_PROBLEM 1:_
Using the summary on T cell migration, answer each question below on its own line, marked as shown.
(a) Which two factors did the Main Methods section report manipulating?
(b) What effect of microtubule-stabilizing chemotherapies is reported under Main Results?
(c) According to the Conclusions, the balance between which two factors modulates T cell migration?
_PROBLEM 2:_ From the summary on T cell migration, write out the passage starting at "Purpose of the" and ending at "Rho pathway-dependent contractility.".
───── EXERCISE TEXT ─────
Purpose of the Study:

  • To engineer nanotextured elastic platforms to study T cell migration in tumor-mimetic environments.
  • To define how T cell contractility and microtubule dynamics influence migration in response to mechanical cues.
  • To identify strategies for enhancing T cell migration through 3D tumor matrices.

Main Methods:

  • Engineered nanotextured elastic platforms to mimic tumor microenvironments.
  • Studied T cell migration in 3D matrices and live tumors.
  • Manipulated microtubule stability and Rho pathway-dependent contractility.
  • Utilized pharmacological and genome engineering approaches.

Main Results:

  • Identified a mechanical optimum for T cell migration.
  • Demonstrated that microtubule instability promotes T cell migration via increased cortical contractility.
  • Showed that microtubule-stabilizing chemotherapies impair T cell migration.
  • Engineered T cells exhibited enhanced migration through 3D matrices and tumor volumes.

Conclusions:

  • T cell migration is modulated by the balance between microtubule stability and contractility.
  • Microtubule instability enhances T cell navigation in 3D tumor environments.
  • Engineering T cells for improved 3D migration offers a potential strategy to boost immune therapeutics' efficacy.
───── RECORDED DATA ─────
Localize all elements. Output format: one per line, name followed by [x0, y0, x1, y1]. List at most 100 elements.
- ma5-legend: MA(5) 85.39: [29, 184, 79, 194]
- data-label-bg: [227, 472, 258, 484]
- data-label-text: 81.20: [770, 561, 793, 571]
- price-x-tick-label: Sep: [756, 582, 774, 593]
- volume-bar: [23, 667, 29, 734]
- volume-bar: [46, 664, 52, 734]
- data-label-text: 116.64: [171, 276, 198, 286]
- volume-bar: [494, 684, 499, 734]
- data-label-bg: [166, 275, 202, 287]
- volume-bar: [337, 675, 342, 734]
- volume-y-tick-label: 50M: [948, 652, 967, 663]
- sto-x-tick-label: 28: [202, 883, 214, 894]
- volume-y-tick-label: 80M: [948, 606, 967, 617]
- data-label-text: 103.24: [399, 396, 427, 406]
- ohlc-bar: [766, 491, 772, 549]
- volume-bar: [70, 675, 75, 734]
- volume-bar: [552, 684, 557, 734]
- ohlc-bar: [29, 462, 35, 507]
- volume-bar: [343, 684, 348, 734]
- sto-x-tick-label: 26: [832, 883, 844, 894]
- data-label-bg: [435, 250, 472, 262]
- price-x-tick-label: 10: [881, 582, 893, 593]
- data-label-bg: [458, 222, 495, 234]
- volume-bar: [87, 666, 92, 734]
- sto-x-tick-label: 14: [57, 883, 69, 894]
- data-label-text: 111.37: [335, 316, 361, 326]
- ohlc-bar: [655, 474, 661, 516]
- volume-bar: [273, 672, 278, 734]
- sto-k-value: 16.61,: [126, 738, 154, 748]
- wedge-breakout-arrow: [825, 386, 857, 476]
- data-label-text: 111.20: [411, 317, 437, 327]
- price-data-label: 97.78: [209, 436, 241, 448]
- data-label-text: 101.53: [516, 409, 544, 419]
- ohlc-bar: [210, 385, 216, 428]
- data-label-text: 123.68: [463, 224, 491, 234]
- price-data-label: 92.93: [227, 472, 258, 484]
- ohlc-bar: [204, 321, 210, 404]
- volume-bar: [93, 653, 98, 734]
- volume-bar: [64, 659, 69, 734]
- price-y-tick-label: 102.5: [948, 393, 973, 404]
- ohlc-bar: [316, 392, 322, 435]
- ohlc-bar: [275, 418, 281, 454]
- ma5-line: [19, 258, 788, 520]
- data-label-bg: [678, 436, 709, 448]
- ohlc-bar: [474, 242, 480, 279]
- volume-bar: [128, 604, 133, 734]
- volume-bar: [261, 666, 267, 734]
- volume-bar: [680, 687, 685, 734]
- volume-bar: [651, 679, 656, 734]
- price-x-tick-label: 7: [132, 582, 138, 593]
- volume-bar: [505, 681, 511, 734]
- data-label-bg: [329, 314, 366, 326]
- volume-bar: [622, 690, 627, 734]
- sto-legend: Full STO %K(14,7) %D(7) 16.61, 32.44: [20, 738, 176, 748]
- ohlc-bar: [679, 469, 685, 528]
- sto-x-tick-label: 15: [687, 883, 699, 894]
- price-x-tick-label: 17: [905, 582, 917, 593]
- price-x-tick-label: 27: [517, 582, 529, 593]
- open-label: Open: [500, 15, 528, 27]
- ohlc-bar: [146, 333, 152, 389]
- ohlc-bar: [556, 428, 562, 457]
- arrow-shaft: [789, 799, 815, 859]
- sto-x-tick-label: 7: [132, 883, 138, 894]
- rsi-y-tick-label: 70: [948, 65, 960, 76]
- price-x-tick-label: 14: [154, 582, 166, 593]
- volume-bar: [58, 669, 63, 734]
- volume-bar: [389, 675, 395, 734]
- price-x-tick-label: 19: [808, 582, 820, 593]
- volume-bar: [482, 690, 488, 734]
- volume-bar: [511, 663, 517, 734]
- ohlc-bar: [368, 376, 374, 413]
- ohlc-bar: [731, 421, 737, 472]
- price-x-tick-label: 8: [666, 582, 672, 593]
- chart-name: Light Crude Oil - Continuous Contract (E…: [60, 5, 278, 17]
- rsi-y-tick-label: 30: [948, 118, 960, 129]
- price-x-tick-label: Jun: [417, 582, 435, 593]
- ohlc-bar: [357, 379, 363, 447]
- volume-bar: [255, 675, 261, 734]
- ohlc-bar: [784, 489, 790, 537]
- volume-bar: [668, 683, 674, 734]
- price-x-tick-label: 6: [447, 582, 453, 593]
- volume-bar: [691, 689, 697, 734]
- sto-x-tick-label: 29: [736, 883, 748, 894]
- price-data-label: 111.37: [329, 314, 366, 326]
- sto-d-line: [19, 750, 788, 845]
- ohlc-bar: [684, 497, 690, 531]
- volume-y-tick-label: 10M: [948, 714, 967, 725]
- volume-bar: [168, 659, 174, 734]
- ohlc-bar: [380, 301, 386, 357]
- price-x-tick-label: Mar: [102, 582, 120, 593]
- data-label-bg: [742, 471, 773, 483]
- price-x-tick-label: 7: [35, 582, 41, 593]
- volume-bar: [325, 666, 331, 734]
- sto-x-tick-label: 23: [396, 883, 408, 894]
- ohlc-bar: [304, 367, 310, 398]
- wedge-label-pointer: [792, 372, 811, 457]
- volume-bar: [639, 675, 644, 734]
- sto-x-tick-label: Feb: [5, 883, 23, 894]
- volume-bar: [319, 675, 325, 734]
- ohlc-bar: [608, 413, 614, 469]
─────
_FINAL ANSWER 1:_
(a) Microtubule stability and Rho pathway-dependent contractility.
(b) They impair T cell migration.
(c) Microtubule stability and contractility.

_FINAL ANSWER 2:_
Purpose of the Study:

  • To engineer nanotextured elastic platforms to study T cell migration in tumor-mimetic environments.
  • To define how T cell contractility and microtubule dynamics influence migration in response to mechanical cues.
  • To identify strategies for enhancing T cell migration through 3D tumor matrices.

Main Methods:

  • Engineered nanotextured elastic platforms to mimic tumor microenvironments.
  • Studied T cell migration in 3D matrices and live tumors.
  • Manipulated microtubule stability and Rho pathway-dependent contractility.